▶ **TASK DETAILS**:
Answer these questions using the excerpt below on Scottish A&E figures for September 2023:
1. How many attendances were there at major A&Es in Scotland?
2. How many patients waited more than 12 hours before being seen, admitted, discharged, or transferred?
3. How many beds were occupied due to delayed discharges?

▶ **EXCERPT PROVIDED**:
^^^^^^^^
Latest data show that more than 4,000 patients faced 12-hour delays in Scottish A&Es as RCEM calls on the Scottish government to increase bed numbers and avoid ‘devastating winter’.

Monthly A&E performance figures for Scotland for September 2023 published by the Scottish government show:

  • In September 2023, there were 113,864 attendances at major A&Es in Scotland.
  • 50 % of patients were seen within four-hours at major A&Es (Type 1 EDs)
    • 38,114 (33.5%) patients waited over four-hours in major Emergency Departments, this is a 1.7% increase from the previous month and a 2.3% decrease from September 2022.
    • This is a decrease of 1.4 percentage points from the previous month.
    • The number waiting more than four-hours has increased by 145.5% compared with September 2019 (15,526).
  • 11,788 (10.4%) patients waited eight-hours or more in an Emergency Department
    • This is an increase of 1.1 percentage points from the previous month, and a 1.5 percentage point decrease compared with September 2022.
    • The number waiting more than eight-hours has increased by more than eight times (701%) compared with September 2019 (1471).
  • 4263 (3.7%) patients waited more than 12-hours before being seen, admitted, discharged, or transferred.
    • This figure has increased by 0.4 percentage points from the previous month. And has decreased by 1 percentage point compared with September 2022.
    • The number waiting more than 12-hours has increased by 14 times (1307%) compared with 2019 (303).
  • There were 1,811 beds occupied due to delayed discharges, the second most for any September on record.
^^^^^^^^
▶ **Stored items**:
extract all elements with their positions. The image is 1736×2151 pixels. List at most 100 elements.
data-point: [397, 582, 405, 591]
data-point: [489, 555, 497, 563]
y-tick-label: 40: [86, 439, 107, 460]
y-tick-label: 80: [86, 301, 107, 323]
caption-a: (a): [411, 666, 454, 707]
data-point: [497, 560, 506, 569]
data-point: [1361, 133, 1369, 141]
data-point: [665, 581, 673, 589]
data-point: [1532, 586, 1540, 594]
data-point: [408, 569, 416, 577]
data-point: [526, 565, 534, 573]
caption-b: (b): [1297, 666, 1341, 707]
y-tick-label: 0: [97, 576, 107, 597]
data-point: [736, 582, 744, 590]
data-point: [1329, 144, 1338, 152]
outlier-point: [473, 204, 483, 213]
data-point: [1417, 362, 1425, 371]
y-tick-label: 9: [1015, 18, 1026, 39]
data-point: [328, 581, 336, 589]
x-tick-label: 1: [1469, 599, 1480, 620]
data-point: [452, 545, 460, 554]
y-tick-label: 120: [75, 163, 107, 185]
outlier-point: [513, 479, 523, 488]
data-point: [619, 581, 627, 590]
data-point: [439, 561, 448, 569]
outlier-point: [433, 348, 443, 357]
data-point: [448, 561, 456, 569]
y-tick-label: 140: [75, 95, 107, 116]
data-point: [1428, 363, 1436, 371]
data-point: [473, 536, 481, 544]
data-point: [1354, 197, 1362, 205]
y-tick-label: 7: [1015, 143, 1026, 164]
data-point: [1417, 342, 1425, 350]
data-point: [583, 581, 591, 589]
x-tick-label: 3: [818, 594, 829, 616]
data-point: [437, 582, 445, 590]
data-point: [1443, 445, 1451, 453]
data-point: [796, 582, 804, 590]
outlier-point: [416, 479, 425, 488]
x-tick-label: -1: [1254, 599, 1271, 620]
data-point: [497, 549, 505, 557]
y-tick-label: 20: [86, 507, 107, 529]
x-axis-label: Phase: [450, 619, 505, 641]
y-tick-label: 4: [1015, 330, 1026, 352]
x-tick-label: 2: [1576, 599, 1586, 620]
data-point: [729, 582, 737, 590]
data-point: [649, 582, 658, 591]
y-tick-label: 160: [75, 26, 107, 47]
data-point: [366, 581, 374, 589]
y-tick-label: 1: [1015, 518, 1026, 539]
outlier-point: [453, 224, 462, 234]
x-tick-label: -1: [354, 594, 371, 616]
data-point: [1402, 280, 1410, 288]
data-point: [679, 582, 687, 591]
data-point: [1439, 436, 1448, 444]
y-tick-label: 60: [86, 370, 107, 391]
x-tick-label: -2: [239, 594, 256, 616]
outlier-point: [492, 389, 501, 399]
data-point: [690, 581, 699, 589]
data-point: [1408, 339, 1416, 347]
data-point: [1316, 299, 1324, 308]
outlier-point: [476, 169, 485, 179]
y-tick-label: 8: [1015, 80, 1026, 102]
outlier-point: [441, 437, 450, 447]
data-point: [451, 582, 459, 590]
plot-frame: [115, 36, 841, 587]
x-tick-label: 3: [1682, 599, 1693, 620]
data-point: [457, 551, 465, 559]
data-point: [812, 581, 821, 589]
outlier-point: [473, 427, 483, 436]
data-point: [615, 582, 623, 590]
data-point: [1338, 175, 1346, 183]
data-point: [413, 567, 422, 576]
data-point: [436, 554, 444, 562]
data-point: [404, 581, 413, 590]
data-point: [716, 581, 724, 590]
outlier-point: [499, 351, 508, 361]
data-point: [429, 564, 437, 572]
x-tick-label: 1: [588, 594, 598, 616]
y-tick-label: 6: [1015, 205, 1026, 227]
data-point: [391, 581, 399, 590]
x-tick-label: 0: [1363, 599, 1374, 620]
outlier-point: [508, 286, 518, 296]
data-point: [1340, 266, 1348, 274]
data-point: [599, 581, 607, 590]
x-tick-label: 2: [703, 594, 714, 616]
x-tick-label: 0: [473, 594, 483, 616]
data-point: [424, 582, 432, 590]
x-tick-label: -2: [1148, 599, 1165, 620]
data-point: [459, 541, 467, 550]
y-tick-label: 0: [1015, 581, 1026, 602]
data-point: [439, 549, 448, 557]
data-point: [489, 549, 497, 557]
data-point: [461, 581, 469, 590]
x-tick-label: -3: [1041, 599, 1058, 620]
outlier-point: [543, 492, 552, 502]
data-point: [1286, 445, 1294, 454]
^^^^^^^^
▶ **REPLY**:
1. 113,864
2. 4,263
3. 1,811